REQUIRED WORK: The records below are to be copied word for word, with every picture left out.

Excerpts from a figure dataset
»»

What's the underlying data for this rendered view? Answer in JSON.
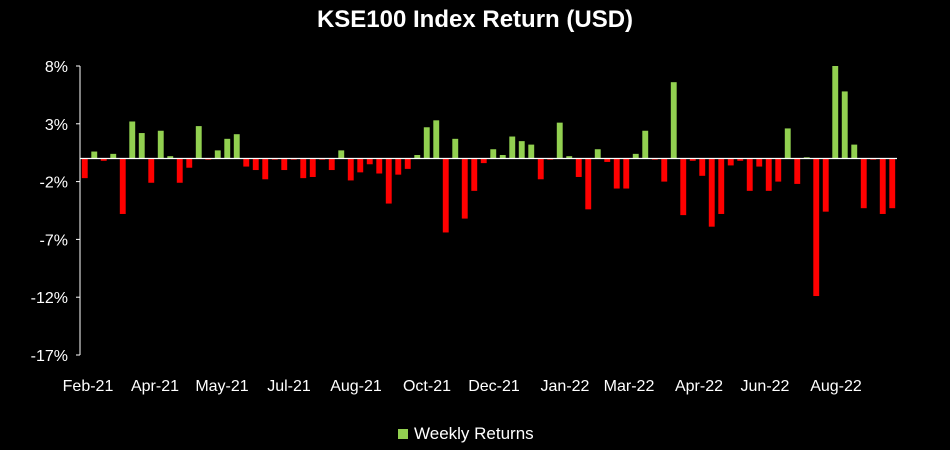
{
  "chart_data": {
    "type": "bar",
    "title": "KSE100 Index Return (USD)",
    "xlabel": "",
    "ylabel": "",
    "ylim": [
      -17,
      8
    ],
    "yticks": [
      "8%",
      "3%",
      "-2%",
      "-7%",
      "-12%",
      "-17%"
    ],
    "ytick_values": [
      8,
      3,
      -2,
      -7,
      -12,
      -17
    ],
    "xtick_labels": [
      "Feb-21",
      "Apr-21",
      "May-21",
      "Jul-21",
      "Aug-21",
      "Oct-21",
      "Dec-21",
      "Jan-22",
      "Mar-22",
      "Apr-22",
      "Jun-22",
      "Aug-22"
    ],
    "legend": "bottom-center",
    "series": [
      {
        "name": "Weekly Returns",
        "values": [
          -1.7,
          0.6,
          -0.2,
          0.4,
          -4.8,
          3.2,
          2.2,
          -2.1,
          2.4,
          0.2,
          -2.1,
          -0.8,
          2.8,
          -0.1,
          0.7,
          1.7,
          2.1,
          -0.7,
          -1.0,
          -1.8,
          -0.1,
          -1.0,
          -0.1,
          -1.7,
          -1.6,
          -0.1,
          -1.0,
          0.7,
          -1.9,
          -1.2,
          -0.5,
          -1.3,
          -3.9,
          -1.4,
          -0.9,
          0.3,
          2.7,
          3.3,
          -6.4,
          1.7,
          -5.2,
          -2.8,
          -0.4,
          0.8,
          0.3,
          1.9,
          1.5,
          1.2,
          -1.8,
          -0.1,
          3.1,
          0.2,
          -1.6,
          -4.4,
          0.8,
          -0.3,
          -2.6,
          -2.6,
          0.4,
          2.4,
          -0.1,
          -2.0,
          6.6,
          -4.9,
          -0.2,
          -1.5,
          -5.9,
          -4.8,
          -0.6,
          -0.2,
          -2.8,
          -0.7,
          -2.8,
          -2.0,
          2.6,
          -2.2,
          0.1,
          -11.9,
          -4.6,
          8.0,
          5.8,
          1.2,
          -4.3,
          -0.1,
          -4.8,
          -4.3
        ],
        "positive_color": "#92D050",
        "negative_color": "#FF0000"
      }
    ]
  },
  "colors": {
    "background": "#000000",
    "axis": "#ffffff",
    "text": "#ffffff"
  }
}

««

FULL OUTPUT:
What's the underlying data for this rendered view? Answer in JSON.
{
  "chart_data": {
    "type": "bar",
    "title": "KSE100 Index Return (USD)",
    "xlabel": "",
    "ylabel": "",
    "ylim": [
      -17,
      8
    ],
    "yticks": [
      "8%",
      "3%",
      "-2%",
      "-7%",
      "-12%",
      "-17%"
    ],
    "ytick_values": [
      8,
      3,
      -2,
      -7,
      -12,
      -17
    ],
    "xtick_labels": [
      "Feb-21",
      "Apr-21",
      "May-21",
      "Jul-21",
      "Aug-21",
      "Oct-21",
      "Dec-21",
      "Jan-22",
      "Mar-22",
      "Apr-22",
      "Jun-22",
      "Aug-22"
    ],
    "legend": "bottom-center",
    "series": [
      {
        "name": "Weekly Returns",
        "values": [
          -1.7,
          0.6,
          -0.2,
          0.4,
          -4.8,
          3.2,
          2.2,
          -2.1,
          2.4,
          0.2,
          -2.1,
          -0.8,
          2.8,
          -0.1,
          0.7,
          1.7,
          2.1,
          -0.7,
          -1.0,
          -1.8,
          -0.1,
          -1.0,
          -0.1,
          -1.7,
          -1.6,
          -0.1,
          -1.0,
          0.7,
          -1.9,
          -1.2,
          -0.5,
          -1.3,
          -3.9,
          -1.4,
          -0.9,
          0.3,
          2.7,
          3.3,
          -6.4,
          1.7,
          -5.2,
          -2.8,
          -0.4,
          0.8,
          0.3,
          1.9,
          1.5,
          1.2,
          -1.8,
          -0.1,
          3.1,
          0.2,
          -1.6,
          -4.4,
          0.8,
          -0.3,
          -2.6,
          -2.6,
          0.4,
          2.4,
          -0.1,
          -2.0,
          6.6,
          -4.9,
          -0.2,
          -1.5,
          -5.9,
          -4.8,
          -0.6,
          -0.2,
          -2.8,
          -0.7,
          -2.8,
          -2.0,
          2.6,
          -2.2,
          0.1,
          -11.9,
          -4.6,
          8.0,
          5.8,
          1.2,
          -4.3,
          -0.1,
          -4.8,
          -4.3
        ],
        "positive_color": "#92D050",
        "negative_color": "#FF0000"
      }
    ]
  },
  "colors": {
    "background": "#000000",
    "axis": "#ffffff",
    "text": "#ffffff"
  }
}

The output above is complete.